__Work to complete__:
1. In the blog excerpt, how large was the single printed schedule that the third group kept?
2. Continue the blog excerpt in the same voice, starting after its final sentence.

__Text excerpt__:
++++++++++

How to talk to yourself:

It's important to know how to talk to yourself. I send myself email messages about all sorts of things I'll eventually want to remember. I send them to my gmail email account, because Google will (probably) keep my email easy to search for just about forever.
The tricky part is, where do I send these reminders FROM? If you play chess, and you like what's called a "perfect mate", you'll understand that I don't want the duplication involved in mailing FROM my Google gmail account TO my Google gmail account. So it follows, as night follows day and day night, that I must keep ANOTHER email account simply for the purpose of emailing to myself. Works for me! (see the end of this Morphy game for an explanation of Perfect Mate.)

Tuesday, February 07, 2006

Three of the Strangest Schedules:

During my career in software development, I have encountered three particularly strange project schedules. In general, managers schedule work on a project to determine what it will cost and how long it will take to do it, and then they track actual progress to see whether the project is on schedule. This is actually an exercise in futility, as it is impossible to plan how long an interesting software project will take (Here's a proof of that by J. P. Lewis). But tracking actual progress does help us to know how we're doing, and sometimes even how good the developers are. When actual progress is much less than planned progress, we know we've got to do something.

1. I was particularly struck by one director who clearly kept no schedules at all. “Art,” I said, “Why don't you keep schedules for all your projects?”
If I knew how far behind I was,” Art said, “I wouldn't be able to sleep nights.”

2. Another director I worked for kept a beautiful hand-drawn schedule (he had once been a draftsman) locked in his desk, and it was rarely shown to someone in time of great need. (I glimpsed it once.) His staff knew this was ridiculous; you can have some confidence in a schedule if your whole team likes it, but if you're afraid to show the schedule to the people who are doing the work, it's probably imbecilic. I don't know what the schedule predicted, but we made painfully slow progress on this project.

3. Another group I worked with had only one copy of their project schedule. It was three feet high and forty feet long, and was printed once a month on a special printer after it was updated. Everyone was welcome to examine this schedule (it was pinned to three walls in a large room), but hardly anyone was able to grok it. This project eventually went up in flames and was canceled.

++++++++++

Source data
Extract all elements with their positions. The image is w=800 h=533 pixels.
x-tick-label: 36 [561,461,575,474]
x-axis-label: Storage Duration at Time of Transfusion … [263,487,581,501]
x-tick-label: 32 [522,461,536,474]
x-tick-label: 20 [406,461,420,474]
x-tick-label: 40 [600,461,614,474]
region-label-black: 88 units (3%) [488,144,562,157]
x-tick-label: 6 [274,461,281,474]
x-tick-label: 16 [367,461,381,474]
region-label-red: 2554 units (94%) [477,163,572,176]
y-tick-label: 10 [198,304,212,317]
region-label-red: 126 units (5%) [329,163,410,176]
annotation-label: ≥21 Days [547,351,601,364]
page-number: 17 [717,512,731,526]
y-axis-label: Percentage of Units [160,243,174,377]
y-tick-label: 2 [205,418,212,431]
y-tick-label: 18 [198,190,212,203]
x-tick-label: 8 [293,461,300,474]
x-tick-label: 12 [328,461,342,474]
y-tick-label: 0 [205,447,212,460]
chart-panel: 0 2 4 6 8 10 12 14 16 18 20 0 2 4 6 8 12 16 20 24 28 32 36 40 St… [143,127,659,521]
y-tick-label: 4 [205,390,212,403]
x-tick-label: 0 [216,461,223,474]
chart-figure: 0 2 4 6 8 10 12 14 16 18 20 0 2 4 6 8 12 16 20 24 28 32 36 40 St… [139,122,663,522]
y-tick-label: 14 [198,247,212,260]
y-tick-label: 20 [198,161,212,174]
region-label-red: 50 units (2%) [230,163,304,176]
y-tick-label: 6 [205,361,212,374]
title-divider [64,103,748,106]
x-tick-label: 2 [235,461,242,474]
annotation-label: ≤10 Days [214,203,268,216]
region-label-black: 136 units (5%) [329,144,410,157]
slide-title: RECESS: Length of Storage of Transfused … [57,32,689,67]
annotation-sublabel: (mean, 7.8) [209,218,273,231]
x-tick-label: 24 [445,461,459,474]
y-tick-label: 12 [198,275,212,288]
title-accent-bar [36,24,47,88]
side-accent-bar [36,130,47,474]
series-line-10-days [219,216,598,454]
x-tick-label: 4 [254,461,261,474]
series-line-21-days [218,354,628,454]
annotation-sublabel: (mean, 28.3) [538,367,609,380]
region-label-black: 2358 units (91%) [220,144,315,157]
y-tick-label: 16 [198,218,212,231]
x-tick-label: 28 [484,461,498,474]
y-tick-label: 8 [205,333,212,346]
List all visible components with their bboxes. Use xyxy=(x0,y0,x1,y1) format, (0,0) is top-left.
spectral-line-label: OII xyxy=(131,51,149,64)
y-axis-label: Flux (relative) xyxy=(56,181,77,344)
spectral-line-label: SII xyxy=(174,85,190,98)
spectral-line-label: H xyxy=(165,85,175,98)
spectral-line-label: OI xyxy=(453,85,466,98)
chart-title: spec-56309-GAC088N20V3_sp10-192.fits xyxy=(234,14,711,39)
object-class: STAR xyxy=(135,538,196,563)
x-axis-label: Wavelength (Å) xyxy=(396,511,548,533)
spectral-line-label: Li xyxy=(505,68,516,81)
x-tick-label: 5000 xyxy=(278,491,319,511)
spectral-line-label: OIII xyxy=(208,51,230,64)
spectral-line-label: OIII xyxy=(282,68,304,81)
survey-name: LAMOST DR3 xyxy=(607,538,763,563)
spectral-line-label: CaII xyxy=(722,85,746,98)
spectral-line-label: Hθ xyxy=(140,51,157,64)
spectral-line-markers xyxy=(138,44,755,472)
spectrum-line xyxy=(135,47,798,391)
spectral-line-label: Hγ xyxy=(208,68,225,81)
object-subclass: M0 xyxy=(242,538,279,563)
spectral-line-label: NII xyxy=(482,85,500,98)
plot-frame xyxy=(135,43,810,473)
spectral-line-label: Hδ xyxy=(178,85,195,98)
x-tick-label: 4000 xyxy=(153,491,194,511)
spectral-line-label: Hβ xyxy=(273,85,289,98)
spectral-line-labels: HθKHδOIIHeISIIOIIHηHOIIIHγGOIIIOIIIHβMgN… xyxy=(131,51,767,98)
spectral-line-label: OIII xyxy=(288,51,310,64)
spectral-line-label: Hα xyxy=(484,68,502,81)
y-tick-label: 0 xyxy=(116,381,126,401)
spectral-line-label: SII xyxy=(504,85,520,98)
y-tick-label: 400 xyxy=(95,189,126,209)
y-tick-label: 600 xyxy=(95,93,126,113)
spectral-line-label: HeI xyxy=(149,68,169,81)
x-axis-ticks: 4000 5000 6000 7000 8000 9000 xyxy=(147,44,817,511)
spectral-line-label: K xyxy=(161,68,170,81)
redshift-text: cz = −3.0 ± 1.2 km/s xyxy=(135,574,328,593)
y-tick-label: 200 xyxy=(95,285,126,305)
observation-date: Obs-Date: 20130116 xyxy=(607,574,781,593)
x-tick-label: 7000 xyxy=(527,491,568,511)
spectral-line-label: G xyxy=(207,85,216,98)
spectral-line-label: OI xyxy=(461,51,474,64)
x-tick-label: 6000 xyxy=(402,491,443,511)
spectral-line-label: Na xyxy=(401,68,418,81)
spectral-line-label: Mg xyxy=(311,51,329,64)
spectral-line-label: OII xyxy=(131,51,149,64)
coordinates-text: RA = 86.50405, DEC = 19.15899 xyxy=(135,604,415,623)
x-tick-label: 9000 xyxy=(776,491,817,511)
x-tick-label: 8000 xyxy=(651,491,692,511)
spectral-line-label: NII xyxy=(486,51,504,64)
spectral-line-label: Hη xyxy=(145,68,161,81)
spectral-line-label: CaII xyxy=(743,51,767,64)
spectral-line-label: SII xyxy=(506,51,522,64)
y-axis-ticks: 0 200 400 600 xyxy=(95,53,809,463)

++++++++++

__Answers per task__:
1. It was three feet high and forty feet long.

2.
Monday, February 06, 2006

So I'm like, Why not say "I said?"

I listen in fascination to people in their teens and twenties talking like this:
So she's like, "Why don't we talk a long walk?"
And I'm like, "No!"

The noteworthy thing here is that "I'm like" seems to mean almost the same as "I said", and "I'm like" feels more complicated to say - to me anyway - so I figure that "I'm like" does not mean exactly the same as "I said."

But what's the difference? Here's my suspicion: "She said" is a good prefix for relating somebody's words. "She's like" is the prefix for explaining that somebody said something and all their body language echoed their words.

Comments, please? I'm, like, really curious about this.

Sunday, February 05, 2006

A War Story about: Cards

Searching this blog, I discovered that in many stories I refer to cards. This is a story about another sort of cards, and it's not my story, but I think it belongs on the web, here as well as anywhere. If you have trouble deciding what this story's about - that's because I'm protecting the innocent.

In the early years of the PC, when it was truly a weak, poor excuse for a computer, some people at a company I know made an exciting breakthrough. They were planning to make a product that would - and did - take the world by storm. But their marketing people decided, reasonably, that the real market for their product lay in the PC world, and required these developers to convert their exciting new hardware/software product to work on the PC.

My friends knew at once that they needed a real time operating system to run their software on the PC, capable of handling multiple simultaneous software processes and hardware interrupts. They inquired quietly, and found two companies on the West Coast who had, but were not productizing, such operating systems. And so they flew off to the coast to talk turkey with these companies. I won't mention their names, but you can guess who they were. They met both companies on the same day, morning and afternoon. Both meetings were held under tight non-disclosure agreements, and our friends wanted to give away as little s possible about their invention, to keep the price for the realtime OS down.

In the afternoon, during the second meeting, they liked what they were offered, but the price was rather high. At one point, one of our friends dropped his pen. When he reached over to pick it up, business cards from the morning meeting cascaded out of his pocket all over the floor, for all to see. He quietly picked them up. The price for the OS dropped precipitously, and they made a deal. No one knows whether the card drop was intentional.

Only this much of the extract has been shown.